*Required work*
Please print the full listing exactly.

*Material for this task*
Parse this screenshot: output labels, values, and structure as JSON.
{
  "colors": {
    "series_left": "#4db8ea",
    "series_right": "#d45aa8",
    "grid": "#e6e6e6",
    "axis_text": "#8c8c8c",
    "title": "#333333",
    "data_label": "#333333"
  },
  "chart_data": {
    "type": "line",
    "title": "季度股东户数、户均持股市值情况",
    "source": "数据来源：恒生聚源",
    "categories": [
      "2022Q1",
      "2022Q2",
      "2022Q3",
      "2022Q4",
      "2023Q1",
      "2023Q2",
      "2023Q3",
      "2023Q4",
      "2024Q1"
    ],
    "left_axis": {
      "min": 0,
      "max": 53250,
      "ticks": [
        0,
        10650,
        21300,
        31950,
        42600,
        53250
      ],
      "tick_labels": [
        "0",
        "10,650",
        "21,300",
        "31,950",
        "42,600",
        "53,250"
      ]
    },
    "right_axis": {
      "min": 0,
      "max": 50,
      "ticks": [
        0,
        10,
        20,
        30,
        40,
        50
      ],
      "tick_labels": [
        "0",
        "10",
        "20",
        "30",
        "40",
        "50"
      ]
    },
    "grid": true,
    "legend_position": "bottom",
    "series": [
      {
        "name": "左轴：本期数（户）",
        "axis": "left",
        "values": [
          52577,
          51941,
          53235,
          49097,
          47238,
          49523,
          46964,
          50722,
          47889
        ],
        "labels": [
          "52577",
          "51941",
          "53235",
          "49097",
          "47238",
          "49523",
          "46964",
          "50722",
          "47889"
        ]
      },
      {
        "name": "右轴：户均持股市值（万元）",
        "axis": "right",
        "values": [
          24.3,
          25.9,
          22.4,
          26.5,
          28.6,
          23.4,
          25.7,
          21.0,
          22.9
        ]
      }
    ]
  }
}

*Solution*
Parse this screenshot: output labels, values, and structure as JSON.
{
  "colors": {
    "series_left": "#4db8ea",
    "series_right": "#d45aa8",
    "grid": "#e6e6e6",
    "axis_text": "#8c8c8c",
    "title": "#333333",
    "data_label": "#333333"
  },
  "chart_data": {
    "type": "line",
    "title": "季度股东户数、户均持股市值情况",
    "source": "数据来源：恒生聚源",
    "categories": [
      "2022Q1",
      "2022Q2",
      "2022Q3",
      "2022Q4",
      "2023Q1",
      "2023Q2",
      "2023Q3",
      "2023Q4",
      "2024Q1"
    ],
    "left_axis": {
      "min": 0,
      "max": 53250,
      "ticks": [
        0,
        10650,
        21300,
        31950,
        42600,
        53250
      ],
      "tick_labels": [
        "0",
        "10,650",
        "21,300",
        "31,950",
        "42,600",
        "53,250"
      ]
    },
    "right_axis": {
      "min": 0,
      "max": 50,
      "ticks": [
        0,
        10,
        20,
        30,
        40,
        50
      ],
      "tick_labels": [
        "0",
        "10",
        "20",
        "30",
        "40",
        "50"
      ]
    },
    "grid": true,
    "legend_position": "bottom",
    "series": [
      {
        "name": "左轴：本期数（户）",
        "axis": "left",
        "values": [
          52577,
          51941,
          53235,
          49097,
          47238,
          49523,
          46964,
          50722,
          47889
        ],
        "labels": [
          "52577",
          "51941",
          "53235",
          "49097",
          "47238",
          "49523",
          "46964",
          "50722",
          "47889"
        ]
      },
      {
        "name": "右轴：户均持股市值（万元）",
        "axis": "right",
        "values": [
          24.3,
          25.9,
          22.4,
          26.5,
          28.6,
          23.4,
          25.7,
          21.0,
          22.9
        ]
      }
    ]
  }
}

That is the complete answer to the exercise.